From the records, pick out and copy each line containing "edited".

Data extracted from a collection
-*-*-

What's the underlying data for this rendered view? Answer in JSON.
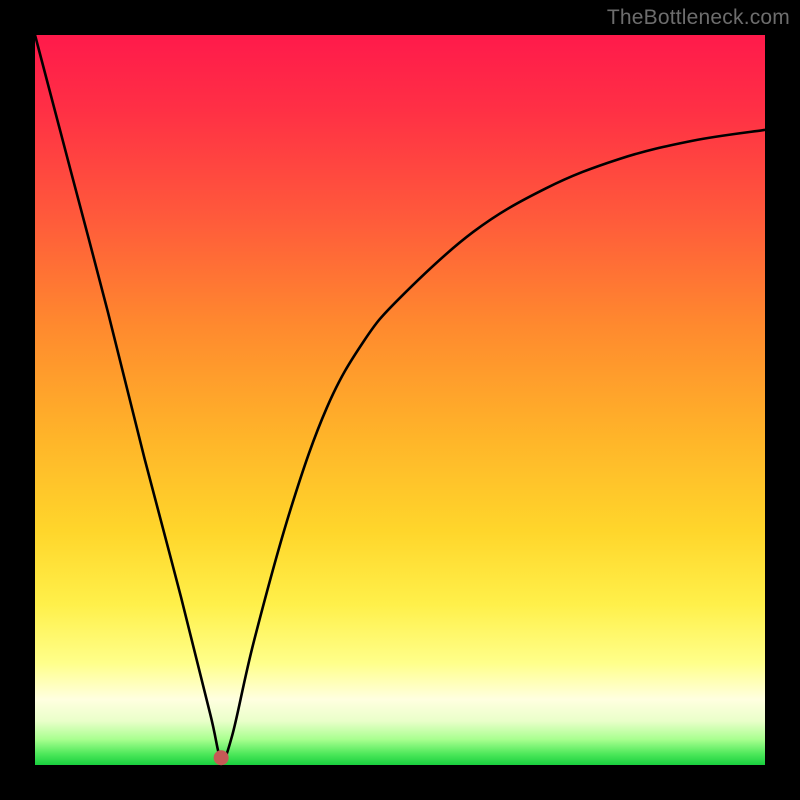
{
  "watermark": "TheBottleneck.com",
  "chart_data": {
    "type": "line",
    "title": "",
    "xlabel": "",
    "ylabel": "",
    "xlim": [
      0,
      100
    ],
    "ylim": [
      0,
      100
    ],
    "gradient_stops": [
      {
        "pos": 0,
        "color": "#ff1a4b"
      },
      {
        "pos": 10,
        "color": "#ff2f45"
      },
      {
        "pos": 25,
        "color": "#ff5a3b"
      },
      {
        "pos": 40,
        "color": "#ff8a2e"
      },
      {
        "pos": 55,
        "color": "#ffb429"
      },
      {
        "pos": 68,
        "color": "#ffd62b"
      },
      {
        "pos": 78,
        "color": "#fff04a"
      },
      {
        "pos": 86,
        "color": "#ffff8a"
      },
      {
        "pos": 91,
        "color": "#ffffe0"
      },
      {
        "pos": 94,
        "color": "#e9ffc9"
      },
      {
        "pos": 96.5,
        "color": "#a8ff8f"
      },
      {
        "pos": 98.5,
        "color": "#4de85a"
      },
      {
        "pos": 100,
        "color": "#19cf3e"
      }
    ],
    "series": [
      {
        "name": "bottleneck-curve",
        "x": [
          0,
          5,
          10,
          15,
          20,
          24,
          25.5,
          27,
          30,
          35,
          40,
          45,
          50,
          60,
          70,
          80,
          90,
          100
        ],
        "y": [
          100,
          81,
          62,
          42,
          23,
          7,
          1,
          4,
          17,
          35,
          49,
          58,
          64,
          73,
          79,
          83,
          85.5,
          87
        ]
      }
    ],
    "marker": {
      "x": 25.5,
      "y": 1,
      "color": "#c65a56",
      "radius_px": 7
    }
  }
}
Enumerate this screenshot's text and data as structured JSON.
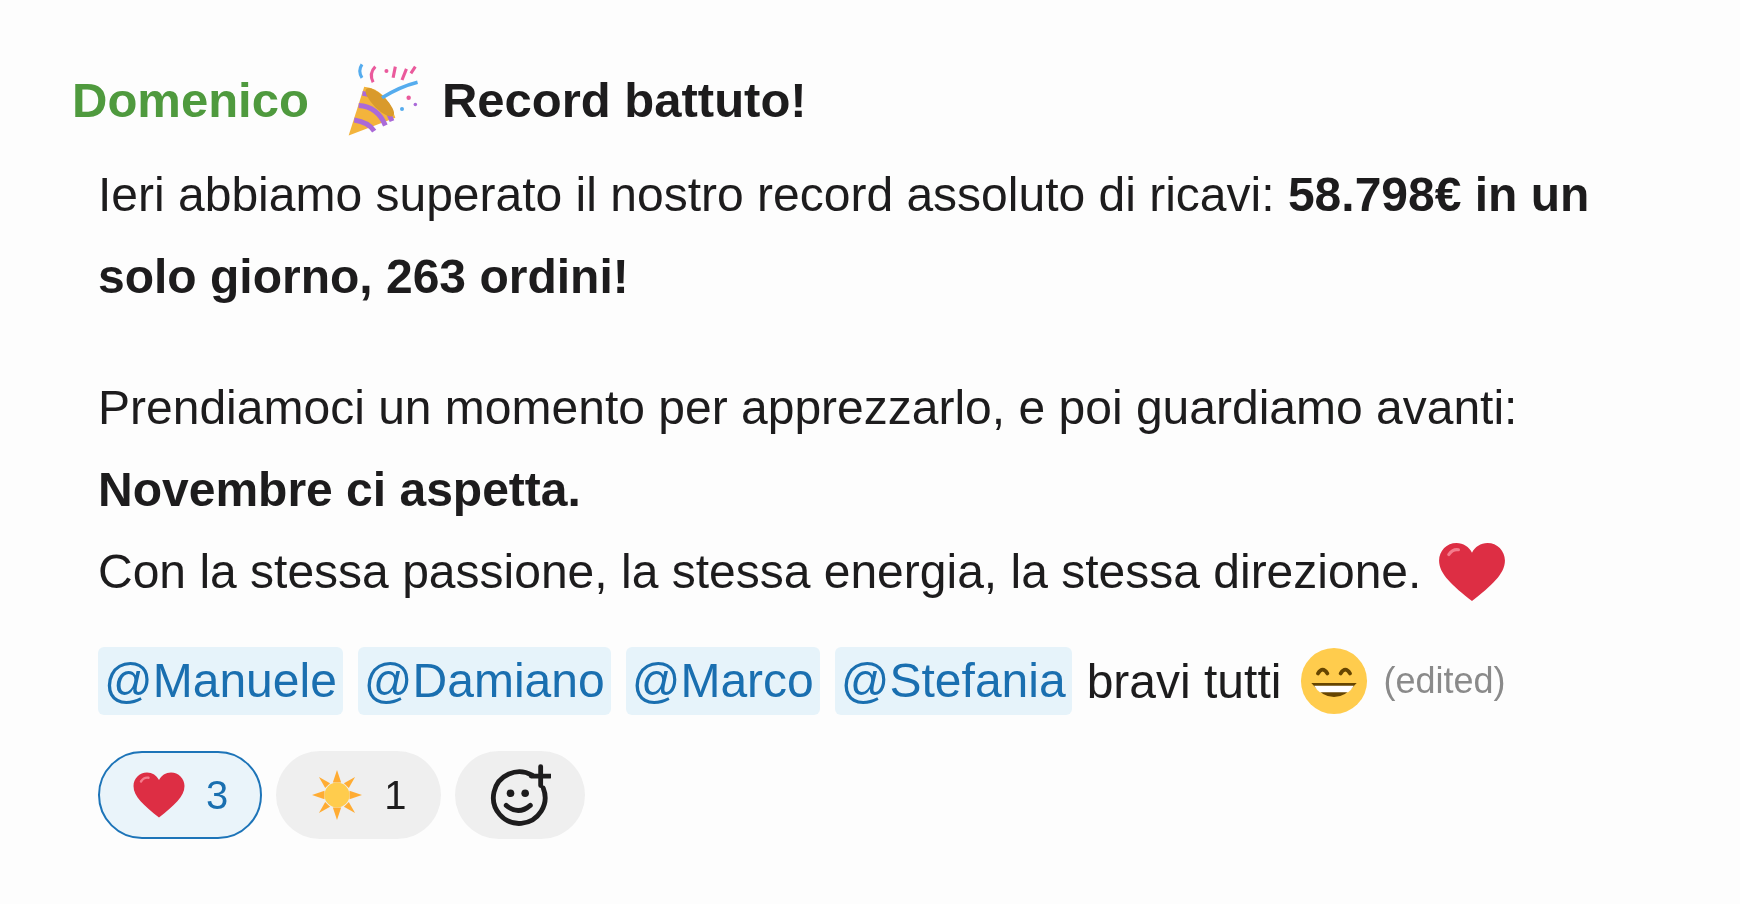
{
  "message": {
    "author": "Domenico",
    "title": "Record battuto!",
    "paragraphs": [
      {
        "lines": [
          {
            "text": "Ieri abbiamo superato il nostro record assoluto di ricavi: **58.798€ in un solo giorno, 263 ordini!**",
            "bold": false
          }
        ]
      },
      {
        "lines": [
          {
            "text": "Prendiamoci un momento per apprezzarlo, e poi guardiamo avanti:",
            "bold": false
          },
          {
            "text": "Novembre ci aspetta.",
            "bold": true
          },
          {
            "text": "Con la stessa passione, la stessa energia, la stessa direzione.",
            "bold": false
          }
        ]
      }
    ],
    "mentions": [
      "@Manuele",
      "@Damiano",
      "@Marco",
      "@Stefania"
    ],
    "closing_text": "bravi tutti",
    "edited_label": "(edited)"
  },
  "reactions": [
    {
      "count": "3",
      "selected": true
    },
    {
      "count": "1",
      "selected": false
    }
  ]
}
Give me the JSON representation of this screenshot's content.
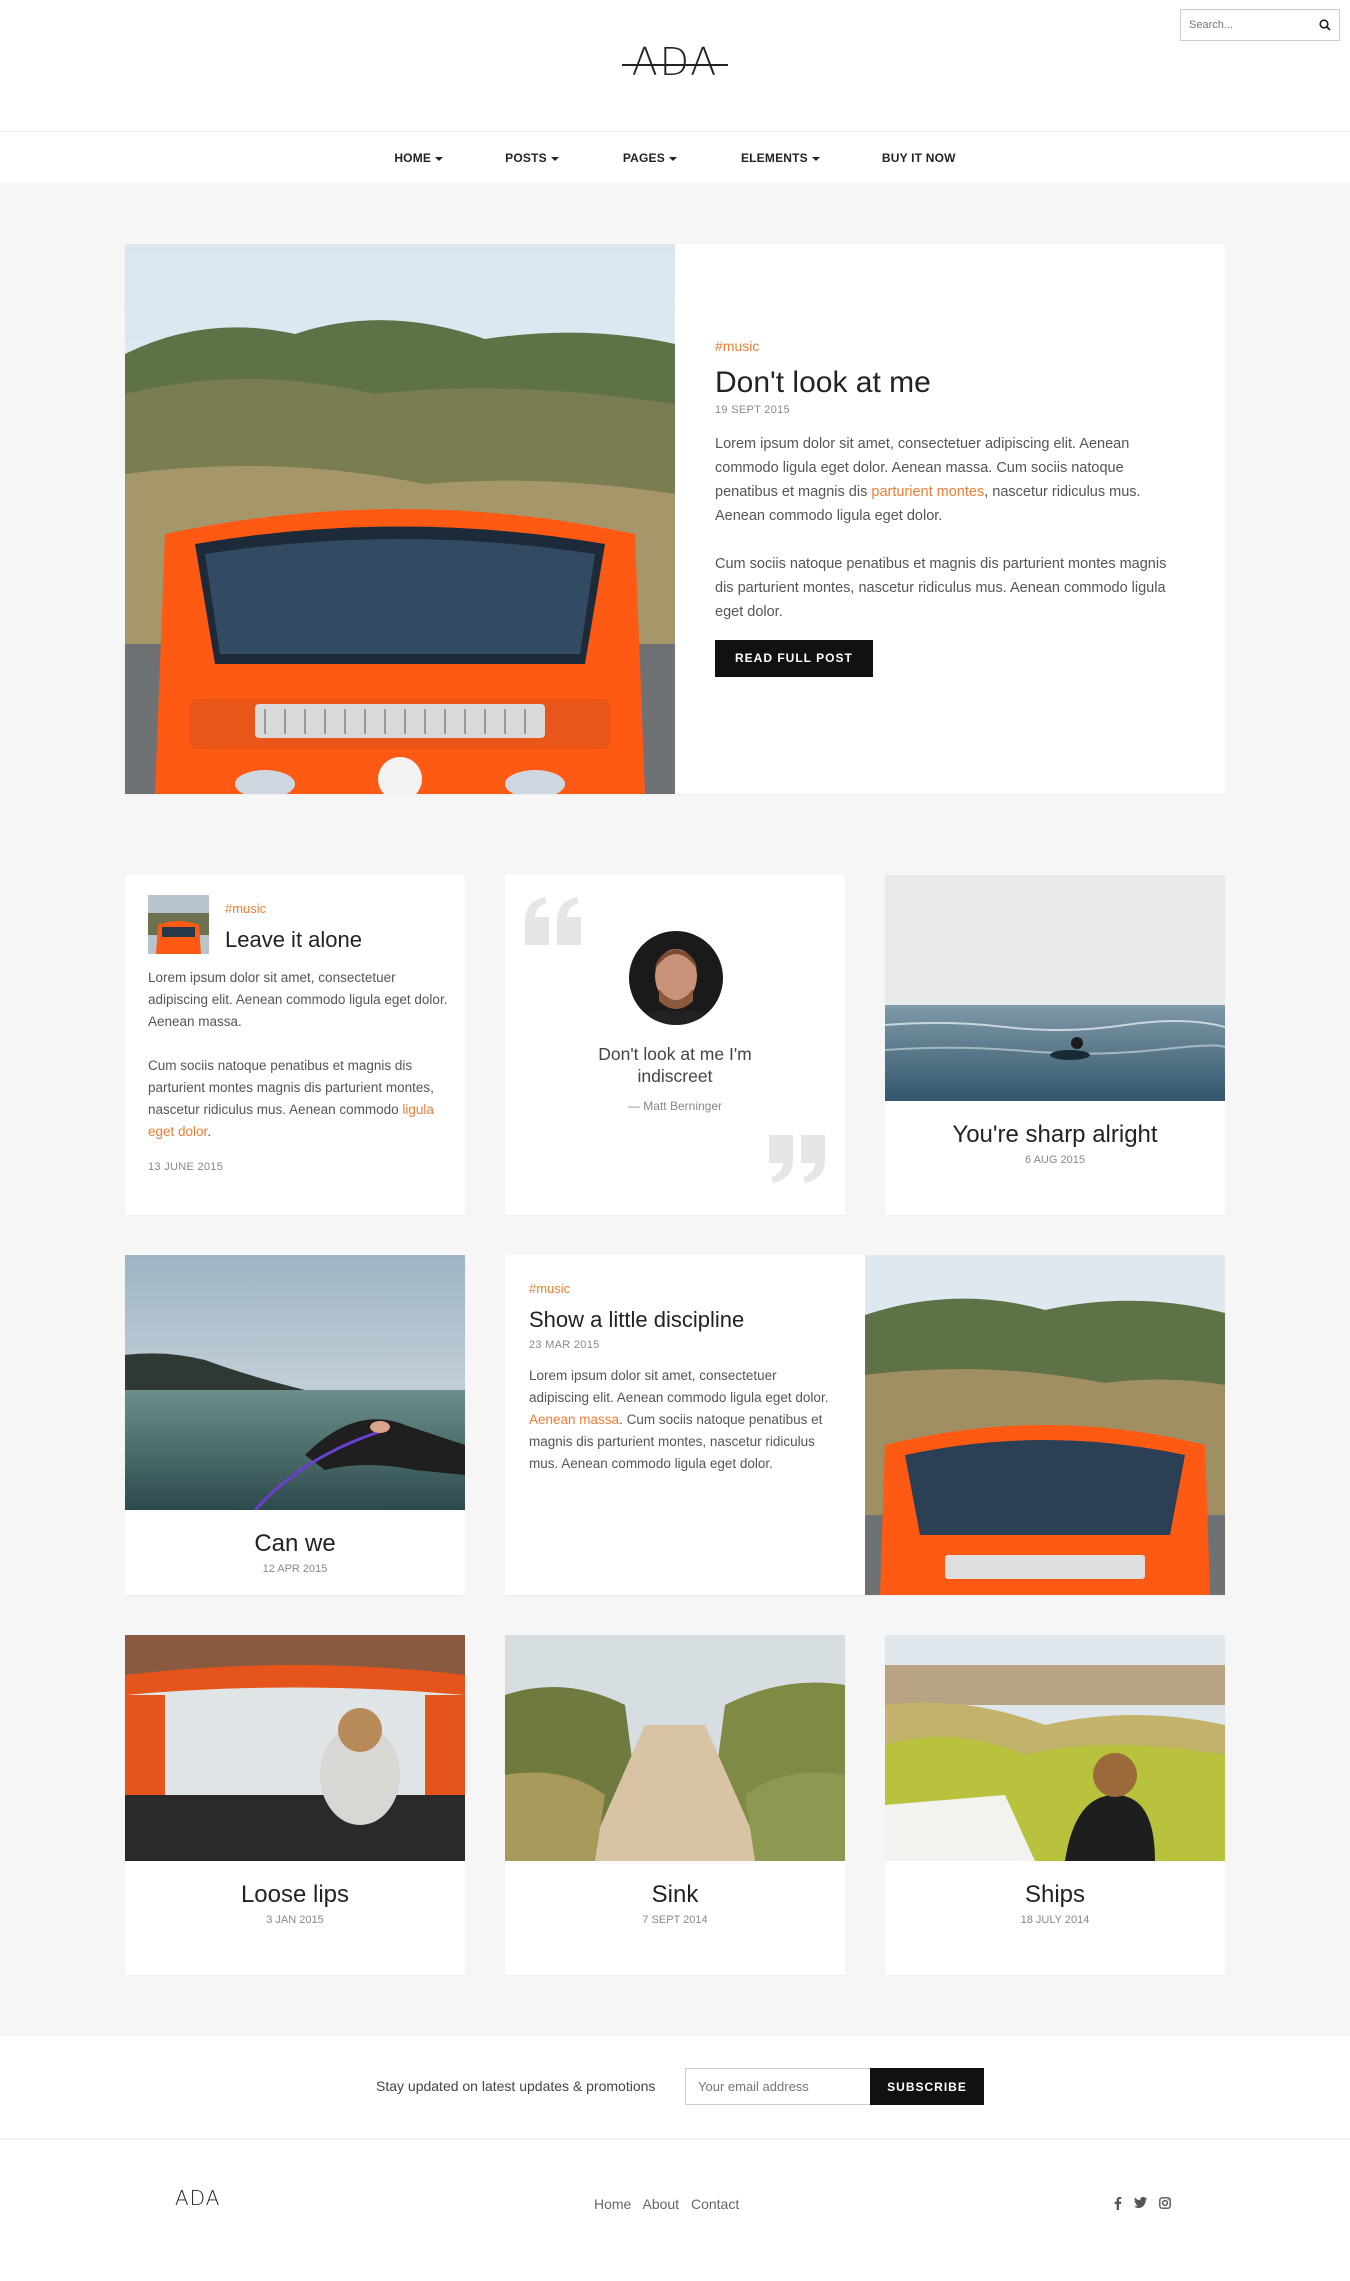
{
  "header": {
    "logo": "ADA",
    "search_placeholder": "Search..."
  },
  "nav": {
    "items": [
      {
        "label": "HOME",
        "dropdown": true
      },
      {
        "label": "POSTS",
        "dropdown": true
      },
      {
        "label": "PAGES",
        "dropdown": true
      },
      {
        "label": "ELEMENTS",
        "dropdown": true
      },
      {
        "label": "BUY IT NOW",
        "dropdown": false
      }
    ]
  },
  "featured": {
    "tag": "#music",
    "title": "Don't look at me",
    "date": "19 SEPT 2015",
    "para1_a": "Lorem ipsum dolor sit amet, consectetuer adipiscing elit. Aenean commodo ligula eget dolor. Aenean massa. Cum sociis natoque penatibus et magnis dis ",
    "para1_link": "parturient montes",
    "para1_b": ", nascetur ridiculus mus. Aenean commodo ligula eget dolor.",
    "para2": "Cum sociis natoque penatibus et magnis dis parturient montes magnis dis parturient montes, nascetur ridiculus mus. Aenean commodo ligula eget dolor.",
    "button": "READ FULL POST"
  },
  "card_leave": {
    "tag": "#music",
    "title": "Leave it alone",
    "para1": "Lorem ipsum dolor sit amet, consectetuer adipiscing elit. Aenean commodo ligula eget dolor. Aenean massa.",
    "para2_a": "Cum sociis natoque penatibus et magnis dis parturient montes magnis dis parturient montes, nascetur ridiculus mus. Aenean commodo ",
    "para2_link": "ligula eget dolor",
    "para2_b": ".",
    "date": "13 JUNE 2015"
  },
  "card_quote": {
    "quote": "Don't look at me I'm indiscreet",
    "author": "— Matt Berninger"
  },
  "card_sharp": {
    "title": "You're sharp alright",
    "date": "6 AUG 2015"
  },
  "card_canwe": {
    "title": "Can we",
    "date": "12 APR 2015"
  },
  "card_discipline": {
    "tag": "#music",
    "title": "Show a little discipline",
    "date": "23 MAR 2015",
    "text_a": "Lorem ipsum dolor sit amet, consectetuer adipiscing elit. Aenean commodo ligula eget dolor. ",
    "text_link": "Aenean massa",
    "text_b": ". Cum sociis natoque penatibus et magnis dis parturient montes, nascetur ridiculus mus. Aenean commodo ligula eget dolor."
  },
  "card_loose": {
    "title": "Loose lips",
    "date": "3 JAN 2015"
  },
  "card_sink": {
    "title": "Sink",
    "date": "7 SEPT 2014"
  },
  "card_ships": {
    "title": "Ships",
    "date": "18 JULY 2014"
  },
  "subscribe": {
    "text": "Stay updated on latest updates & promotions",
    "placeholder": "Your email address",
    "button": "SUBSCRIBE"
  },
  "footer": {
    "logo": "ADA",
    "links": [
      "Home",
      "About",
      "Contact"
    ],
    "social": [
      "facebook-icon",
      "twitter-icon",
      "instagram-icon"
    ]
  },
  "colors": {
    "accent": "#f07c34",
    "dark": "#111111",
    "bg": "#f6f6f6"
  }
}
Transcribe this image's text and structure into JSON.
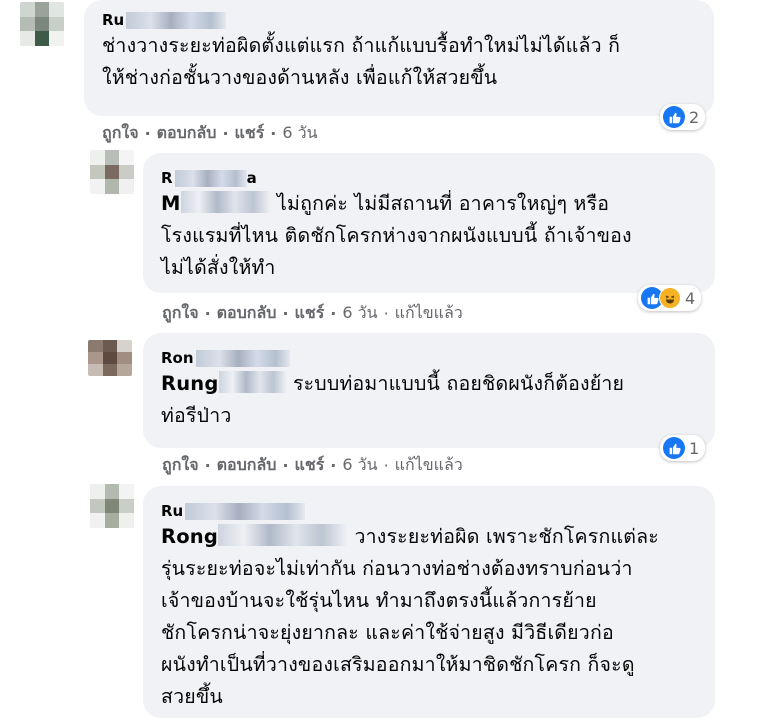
{
  "actions": {
    "like": "ถูกใจ",
    "sep": "·",
    "reply": "ตอบกลับ",
    "share": "แชร์",
    "edited": "แก้ไขแล้ว"
  },
  "comments": [
    {
      "author": "Ru",
      "text_lines": [
        "ช่างวางระยะท่อผิดตั้งแต่แรก ถ้าแก้แบบรื้อทำใหม่ไม่ได้แล้ว ก็",
        "ให้ช่างก่อชั้นวางของด้านหลัง เพื่อแก้ให้สวยขึ้น"
      ],
      "time": "6 วัน",
      "reaction_count": "2"
    },
    {
      "author": "R",
      "author_tail": "a",
      "mention": "M",
      "text_first": "ไม่ถูกค่ะ ไม่มีสถานที่ อาคารใหญ่ๆ หรือ",
      "text_lines": [
        "โรงแรมที่ไหน ติดชักโครกห่างจากผนังแบบนี้ ถ้าเจ้าของ",
        "ไม่ได้สั่งให้ทำ"
      ],
      "time": "6 วัน",
      "reaction_count": "4"
    },
    {
      "author": "Ron",
      "mention": "Rung",
      "text_first": "ระบบท่อมาแบบนี้ ถอยชิดผนังก็ต้องย้าย",
      "text_lines": [
        "ท่อรีป่าว"
      ],
      "time": "6 วัน",
      "reaction_count": "1"
    },
    {
      "author": "Ru",
      "mention": "Rong",
      "text_first": "วางระยะท่อผิด เพราะชักโครกแต่ละ",
      "text_lines": [
        "รุ่นระยะท่อจะไม่เท่ากัน ก่อนวางท่อช่างต้องทราบก่อนว่า",
        "เจ้าของบ้านจะใช้รุ่นไหน ทำมาถึงตรงนี้แล้วการย้าย",
        "ชักโครกน่าจะยุ่งยากละ และค่าใช้จ่ายสูง มีวิธีเดียวก่อ",
        "ผนังทำเป็นที่วางของเสริมออกมาให้มาชิดชักโครก ก็จะดู",
        "สวยขึ้น"
      ]
    }
  ],
  "colors": {
    "bubble": "#f0f2f5",
    "meta_text": "#65676b",
    "like_blue": "#1877f2",
    "haha_yellow": "#f7b125"
  }
}
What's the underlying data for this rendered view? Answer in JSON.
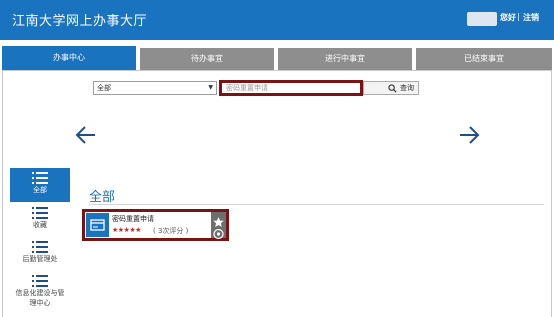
{
  "header": {
    "title": "江南大学网上办事大厅",
    "greeting": "您好",
    "separator": "|",
    "logout_label": "注销"
  },
  "tabs": [
    {
      "label": "办事中心"
    },
    {
      "label": "待办事宜"
    },
    {
      "label": "进行中事宜"
    },
    {
      "label": "已结束事宜"
    }
  ],
  "search": {
    "category_selected": "全部",
    "input_value": "密码重置申请",
    "button_label": "查询"
  },
  "nav_arrows": {
    "prev_icon": "arrow-left-icon",
    "next_icon": "arrow-right-icon"
  },
  "sidebar": {
    "items": [
      {
        "label": "全部",
        "icon": "list-icon"
      },
      {
        "label": "收藏",
        "icon": "list-icon"
      },
      {
        "label": "后勤管理处",
        "icon": "list-icon"
      },
      {
        "label": "信息化建设与管理中心",
        "icon": "list-icon"
      }
    ]
  },
  "main": {
    "heading": "全部",
    "services": [
      {
        "name": "密码重置申请",
        "stars": "★★★★★",
        "rating_text": "( 3次评分 )",
        "icon": "card-icon"
      }
    ]
  },
  "colors": {
    "brand_blue": "#1a73bf",
    "tab_gray": "#8e8e8e",
    "highlight_red": "#7a1414",
    "star_red": "#d0262b"
  }
}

-*-*-

| Answer to this exercise |
    "edited_label": "(edited)"
    "edited": "แก้ไขแล้ว"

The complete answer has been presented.